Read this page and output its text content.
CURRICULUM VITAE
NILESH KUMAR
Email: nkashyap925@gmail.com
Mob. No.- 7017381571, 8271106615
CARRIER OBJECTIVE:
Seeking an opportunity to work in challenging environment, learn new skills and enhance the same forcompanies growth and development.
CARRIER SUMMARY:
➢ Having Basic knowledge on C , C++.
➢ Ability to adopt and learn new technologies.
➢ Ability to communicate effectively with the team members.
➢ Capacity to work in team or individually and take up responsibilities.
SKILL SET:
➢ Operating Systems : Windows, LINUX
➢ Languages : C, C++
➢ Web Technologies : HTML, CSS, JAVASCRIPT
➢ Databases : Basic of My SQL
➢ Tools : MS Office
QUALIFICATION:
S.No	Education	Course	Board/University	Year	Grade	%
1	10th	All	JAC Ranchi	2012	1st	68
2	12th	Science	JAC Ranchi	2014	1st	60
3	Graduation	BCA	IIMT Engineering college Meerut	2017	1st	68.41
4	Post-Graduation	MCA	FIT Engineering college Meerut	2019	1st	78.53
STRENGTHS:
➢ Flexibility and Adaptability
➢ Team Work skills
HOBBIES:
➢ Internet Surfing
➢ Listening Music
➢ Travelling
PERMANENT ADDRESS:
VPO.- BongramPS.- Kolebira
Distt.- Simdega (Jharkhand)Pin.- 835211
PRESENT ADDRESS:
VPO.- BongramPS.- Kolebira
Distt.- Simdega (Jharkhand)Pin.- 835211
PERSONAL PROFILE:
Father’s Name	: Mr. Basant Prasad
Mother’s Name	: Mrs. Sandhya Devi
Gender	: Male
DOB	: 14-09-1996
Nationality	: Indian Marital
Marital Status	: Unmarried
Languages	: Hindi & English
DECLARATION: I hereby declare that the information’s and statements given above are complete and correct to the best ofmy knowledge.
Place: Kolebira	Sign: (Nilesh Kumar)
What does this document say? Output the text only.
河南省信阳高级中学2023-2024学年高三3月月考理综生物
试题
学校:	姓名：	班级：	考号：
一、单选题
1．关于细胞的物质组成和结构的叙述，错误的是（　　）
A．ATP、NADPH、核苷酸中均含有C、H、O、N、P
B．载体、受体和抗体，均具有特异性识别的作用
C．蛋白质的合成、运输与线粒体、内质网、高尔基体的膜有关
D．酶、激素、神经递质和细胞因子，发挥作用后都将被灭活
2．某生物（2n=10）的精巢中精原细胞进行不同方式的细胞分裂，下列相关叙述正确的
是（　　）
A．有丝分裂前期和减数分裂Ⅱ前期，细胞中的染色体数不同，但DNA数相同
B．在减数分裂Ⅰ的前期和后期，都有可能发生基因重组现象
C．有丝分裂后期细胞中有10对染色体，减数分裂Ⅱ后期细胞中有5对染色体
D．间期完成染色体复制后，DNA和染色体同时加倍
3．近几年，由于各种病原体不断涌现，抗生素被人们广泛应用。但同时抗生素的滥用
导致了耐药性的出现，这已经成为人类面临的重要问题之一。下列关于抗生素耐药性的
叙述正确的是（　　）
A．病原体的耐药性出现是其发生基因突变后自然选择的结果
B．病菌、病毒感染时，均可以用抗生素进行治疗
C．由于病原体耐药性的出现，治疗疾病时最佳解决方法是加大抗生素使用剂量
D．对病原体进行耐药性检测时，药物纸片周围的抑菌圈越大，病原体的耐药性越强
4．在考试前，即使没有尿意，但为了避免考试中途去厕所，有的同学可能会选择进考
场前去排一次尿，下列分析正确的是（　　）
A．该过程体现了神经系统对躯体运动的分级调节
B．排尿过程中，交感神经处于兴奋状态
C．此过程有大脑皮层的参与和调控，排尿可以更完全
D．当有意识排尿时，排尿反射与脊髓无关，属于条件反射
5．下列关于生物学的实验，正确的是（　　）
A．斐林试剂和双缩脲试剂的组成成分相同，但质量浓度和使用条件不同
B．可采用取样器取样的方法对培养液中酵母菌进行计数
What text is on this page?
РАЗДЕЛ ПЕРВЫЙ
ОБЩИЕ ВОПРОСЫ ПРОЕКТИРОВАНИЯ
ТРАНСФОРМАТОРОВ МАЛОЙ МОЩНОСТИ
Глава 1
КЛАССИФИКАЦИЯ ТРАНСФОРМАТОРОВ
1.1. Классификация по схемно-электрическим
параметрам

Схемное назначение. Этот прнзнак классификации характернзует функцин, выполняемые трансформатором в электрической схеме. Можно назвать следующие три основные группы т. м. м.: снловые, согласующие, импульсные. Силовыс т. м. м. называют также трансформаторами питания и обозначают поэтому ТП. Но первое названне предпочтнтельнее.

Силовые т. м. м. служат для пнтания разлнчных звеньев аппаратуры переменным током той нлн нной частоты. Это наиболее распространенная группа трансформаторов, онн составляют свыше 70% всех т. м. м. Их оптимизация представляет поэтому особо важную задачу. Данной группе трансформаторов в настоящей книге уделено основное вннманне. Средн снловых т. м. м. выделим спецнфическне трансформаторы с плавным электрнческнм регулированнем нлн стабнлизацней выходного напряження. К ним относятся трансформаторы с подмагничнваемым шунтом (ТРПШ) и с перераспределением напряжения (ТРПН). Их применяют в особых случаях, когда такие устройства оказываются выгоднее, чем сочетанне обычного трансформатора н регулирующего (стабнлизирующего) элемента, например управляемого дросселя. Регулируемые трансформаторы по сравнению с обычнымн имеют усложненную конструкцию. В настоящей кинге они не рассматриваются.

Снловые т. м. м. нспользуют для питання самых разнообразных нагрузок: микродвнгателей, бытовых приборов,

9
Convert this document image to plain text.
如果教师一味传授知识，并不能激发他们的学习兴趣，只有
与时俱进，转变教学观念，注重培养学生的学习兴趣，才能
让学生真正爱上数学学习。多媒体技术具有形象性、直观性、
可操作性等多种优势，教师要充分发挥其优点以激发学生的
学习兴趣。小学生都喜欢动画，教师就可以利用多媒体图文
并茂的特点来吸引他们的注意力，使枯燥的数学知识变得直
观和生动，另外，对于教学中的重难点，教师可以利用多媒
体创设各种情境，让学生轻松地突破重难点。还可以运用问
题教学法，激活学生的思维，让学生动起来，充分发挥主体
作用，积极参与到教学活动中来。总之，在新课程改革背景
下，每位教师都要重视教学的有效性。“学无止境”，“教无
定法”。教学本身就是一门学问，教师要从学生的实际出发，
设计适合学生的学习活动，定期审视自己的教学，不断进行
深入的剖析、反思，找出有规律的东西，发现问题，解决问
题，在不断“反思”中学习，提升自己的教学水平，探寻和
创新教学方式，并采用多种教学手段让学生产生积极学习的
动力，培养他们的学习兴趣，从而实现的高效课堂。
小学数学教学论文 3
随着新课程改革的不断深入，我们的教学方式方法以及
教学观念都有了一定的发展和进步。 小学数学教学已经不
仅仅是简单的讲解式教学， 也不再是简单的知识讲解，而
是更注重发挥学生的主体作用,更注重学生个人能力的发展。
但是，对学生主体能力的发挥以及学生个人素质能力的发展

--------------------

* Exercise brief
Retype only the lines running from the line with "Convert this document image to plain text." to the end of the listing, including both of those lines.

* The completed task
Convert this document image to plain text.
如果教师一味传授知识，并不能激发他们的学习兴趣，只有
与时俱进，转变教学观念，注重培养学生的学习兴趣，才能
让学生真正爱上数学学习。多媒体技术具有形象性、直观性、
可操作性等多种优势，教师要充分发挥其优点以激发学生的
学习兴趣。小学生都喜欢动画，教师就可以利用多媒体图文
并茂的特点来吸引他们的注意力，使枯燥的数学知识变得直
观和生动，另外，对于教学中的重难点，教师可以利用多媒
体创设各种情境，让学生轻松地突破重难点。还可以运用问
题教学法，激活学生的思维，让学生动起来，充分发挥主体
作用，积极参与到教学活动中来。总之，在新课程改革背景
下，每位教师都要重视教学的有效性。“学无止境”，“教无
定法”。教学本身就是一门学问，教师要从学生的实际出发，
设计适合学生的学习活动，定期审视自己的教学，不断进行
深入的剖析、反思，找出有规律的东西，发现问题，解决问
题，在不断“反思”中学习，提升自己的教学水平，探寻和
创新教学方式，并采用多种教学手段让学生产生积极学习的
动力，培养他们的学习兴趣，从而实现的高效课堂。
小学数学教学论文 3
随着新课程改革的不断深入，我们的教学方式方法以及
教学观念都有了一定的发展和进步。 小学数学教学已经不
仅仅是简单的讲解式教学， 也不再是简单的知识讲解，而
是更注重发挥学生的主体作用,更注重学生个人能力的发展。
但是，对学生主体能力的发挥以及学生个人素质能力的发展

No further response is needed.